**** Data for the task

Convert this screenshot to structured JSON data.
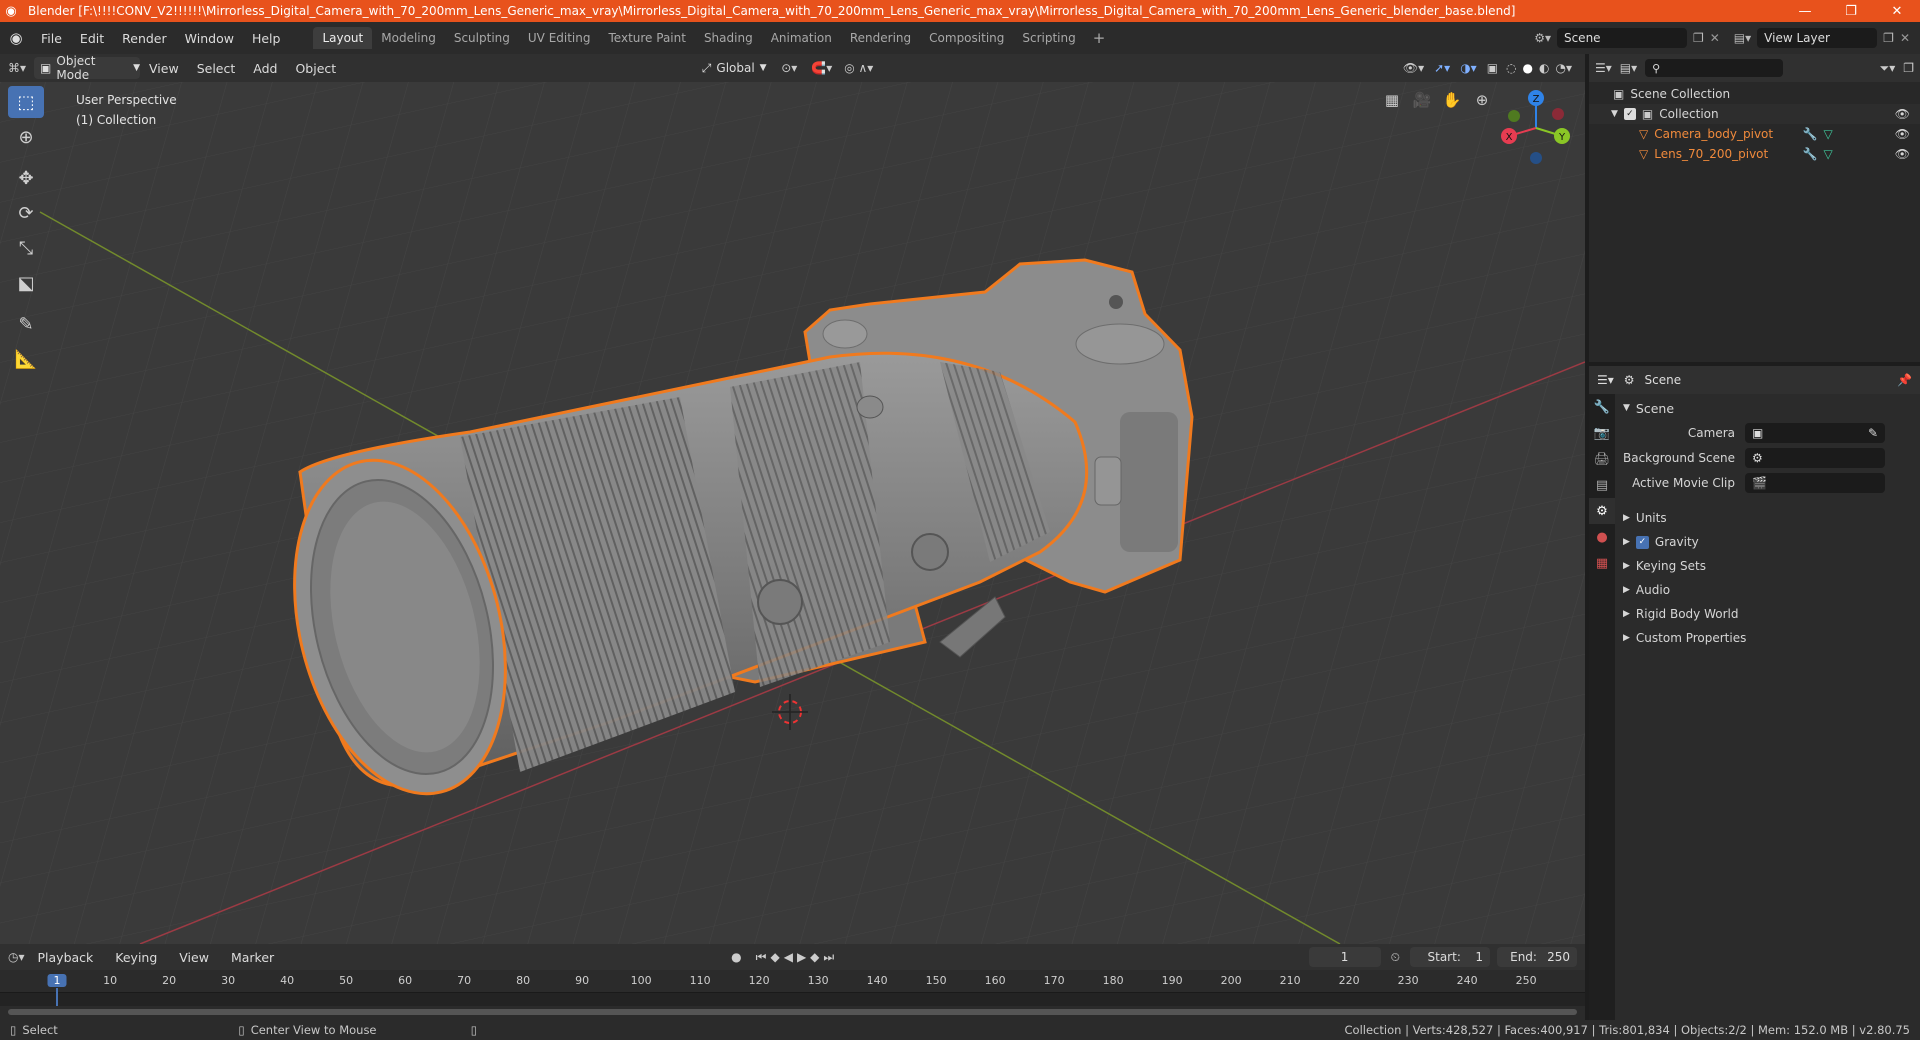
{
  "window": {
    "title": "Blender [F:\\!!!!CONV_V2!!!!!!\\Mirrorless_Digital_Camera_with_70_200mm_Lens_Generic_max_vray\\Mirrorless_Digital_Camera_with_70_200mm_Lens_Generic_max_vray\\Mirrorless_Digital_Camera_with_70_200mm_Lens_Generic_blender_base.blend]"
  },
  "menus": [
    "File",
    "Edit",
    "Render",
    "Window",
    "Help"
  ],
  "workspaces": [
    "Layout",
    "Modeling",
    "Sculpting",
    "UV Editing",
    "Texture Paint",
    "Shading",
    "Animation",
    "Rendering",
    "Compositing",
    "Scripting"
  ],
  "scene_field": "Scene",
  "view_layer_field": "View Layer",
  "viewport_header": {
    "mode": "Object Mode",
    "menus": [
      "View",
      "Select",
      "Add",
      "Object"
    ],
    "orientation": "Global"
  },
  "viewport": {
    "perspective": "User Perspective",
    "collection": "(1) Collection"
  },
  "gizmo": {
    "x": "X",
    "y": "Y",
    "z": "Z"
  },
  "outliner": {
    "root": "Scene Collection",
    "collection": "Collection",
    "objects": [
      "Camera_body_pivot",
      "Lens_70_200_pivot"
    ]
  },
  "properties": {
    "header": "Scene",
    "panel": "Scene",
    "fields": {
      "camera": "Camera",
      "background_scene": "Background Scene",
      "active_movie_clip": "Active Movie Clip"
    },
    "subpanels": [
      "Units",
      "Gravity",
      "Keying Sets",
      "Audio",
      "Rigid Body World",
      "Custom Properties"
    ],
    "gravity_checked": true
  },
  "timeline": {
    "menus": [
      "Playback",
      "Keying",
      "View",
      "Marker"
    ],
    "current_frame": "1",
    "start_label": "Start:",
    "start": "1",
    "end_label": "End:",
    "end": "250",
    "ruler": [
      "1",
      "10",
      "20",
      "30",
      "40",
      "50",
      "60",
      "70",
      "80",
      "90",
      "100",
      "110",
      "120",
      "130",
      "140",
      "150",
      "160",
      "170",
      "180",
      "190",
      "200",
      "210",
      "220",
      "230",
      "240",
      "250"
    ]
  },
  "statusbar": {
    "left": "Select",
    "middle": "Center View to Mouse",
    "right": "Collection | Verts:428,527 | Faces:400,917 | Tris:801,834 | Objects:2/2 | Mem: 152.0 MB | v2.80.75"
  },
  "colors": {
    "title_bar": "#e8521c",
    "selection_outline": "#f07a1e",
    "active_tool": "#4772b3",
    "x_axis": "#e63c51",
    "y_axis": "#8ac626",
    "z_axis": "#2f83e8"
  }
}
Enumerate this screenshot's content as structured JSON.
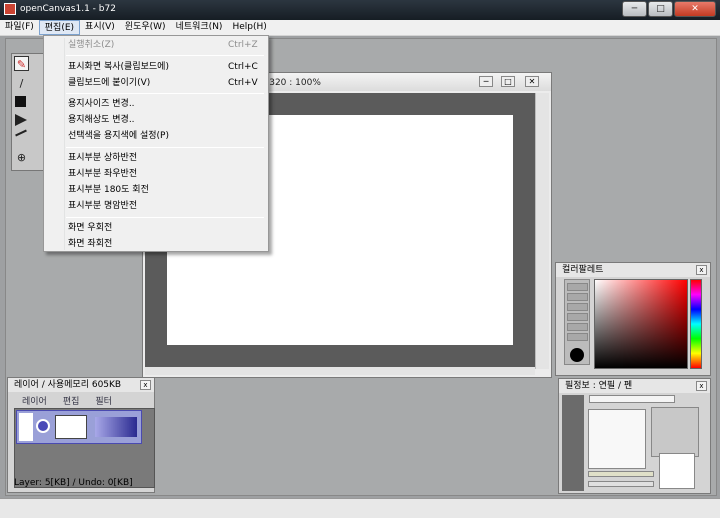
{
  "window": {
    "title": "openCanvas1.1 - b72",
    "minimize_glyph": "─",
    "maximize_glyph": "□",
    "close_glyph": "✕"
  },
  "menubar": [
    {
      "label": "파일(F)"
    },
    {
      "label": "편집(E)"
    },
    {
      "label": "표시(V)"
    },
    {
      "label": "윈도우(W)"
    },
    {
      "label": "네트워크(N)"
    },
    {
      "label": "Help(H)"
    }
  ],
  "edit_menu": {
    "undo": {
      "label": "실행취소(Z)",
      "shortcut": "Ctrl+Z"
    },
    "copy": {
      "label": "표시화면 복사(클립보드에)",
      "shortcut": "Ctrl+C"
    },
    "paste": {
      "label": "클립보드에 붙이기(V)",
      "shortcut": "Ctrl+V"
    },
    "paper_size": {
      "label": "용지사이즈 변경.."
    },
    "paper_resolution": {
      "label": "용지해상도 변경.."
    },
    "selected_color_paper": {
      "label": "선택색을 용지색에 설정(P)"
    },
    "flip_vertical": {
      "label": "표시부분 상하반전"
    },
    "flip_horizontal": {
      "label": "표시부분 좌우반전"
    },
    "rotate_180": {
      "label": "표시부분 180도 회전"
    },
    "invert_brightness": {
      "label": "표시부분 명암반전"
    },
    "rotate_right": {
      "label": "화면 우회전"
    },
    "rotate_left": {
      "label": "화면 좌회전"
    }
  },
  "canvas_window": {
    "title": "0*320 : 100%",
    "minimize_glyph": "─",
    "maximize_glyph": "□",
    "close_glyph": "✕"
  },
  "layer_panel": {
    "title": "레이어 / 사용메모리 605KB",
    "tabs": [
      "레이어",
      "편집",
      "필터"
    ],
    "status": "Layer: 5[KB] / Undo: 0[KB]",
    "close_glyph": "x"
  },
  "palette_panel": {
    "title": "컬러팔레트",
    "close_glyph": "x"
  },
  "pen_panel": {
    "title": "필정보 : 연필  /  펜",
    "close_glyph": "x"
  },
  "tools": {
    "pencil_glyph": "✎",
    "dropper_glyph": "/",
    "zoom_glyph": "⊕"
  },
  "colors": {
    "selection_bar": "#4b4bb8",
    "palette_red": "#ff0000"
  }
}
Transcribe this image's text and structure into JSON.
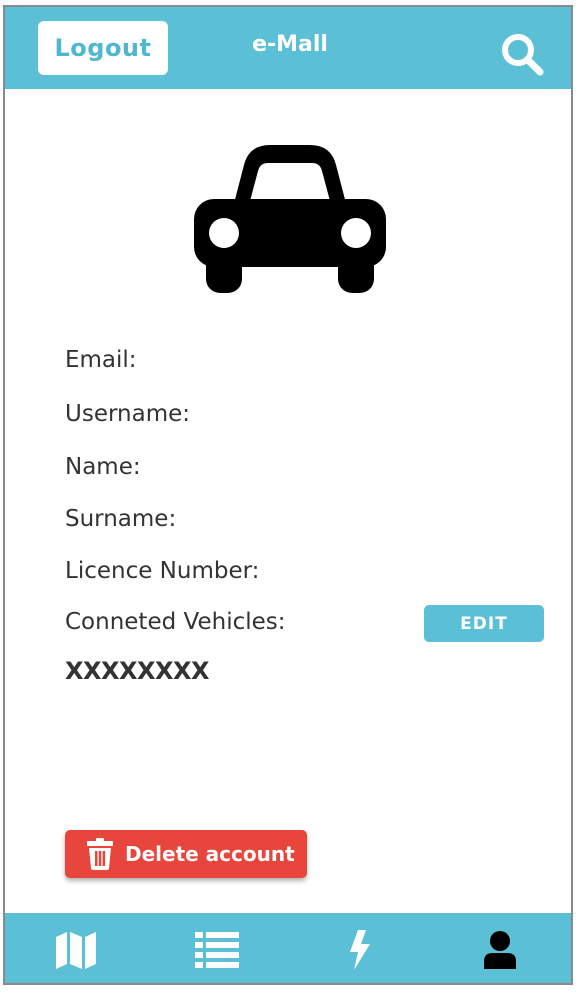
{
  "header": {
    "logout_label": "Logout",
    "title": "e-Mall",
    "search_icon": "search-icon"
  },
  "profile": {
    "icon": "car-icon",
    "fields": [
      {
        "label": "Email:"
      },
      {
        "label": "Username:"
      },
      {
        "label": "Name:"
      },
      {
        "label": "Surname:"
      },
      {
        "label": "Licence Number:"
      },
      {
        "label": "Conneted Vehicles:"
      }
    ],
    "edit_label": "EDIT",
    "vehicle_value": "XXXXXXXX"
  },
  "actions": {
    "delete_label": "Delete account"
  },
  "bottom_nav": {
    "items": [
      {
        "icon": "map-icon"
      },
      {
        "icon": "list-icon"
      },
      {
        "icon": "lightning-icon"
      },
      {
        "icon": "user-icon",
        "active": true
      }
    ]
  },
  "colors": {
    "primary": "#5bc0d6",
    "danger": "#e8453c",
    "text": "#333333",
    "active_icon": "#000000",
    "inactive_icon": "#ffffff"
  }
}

********

(Work required):
Gather all lines of the records that include the word "structured".

(Problem solution):
Convert this screenshot to structured JSON data.
Enumerate this screenshot's content as structured JSON.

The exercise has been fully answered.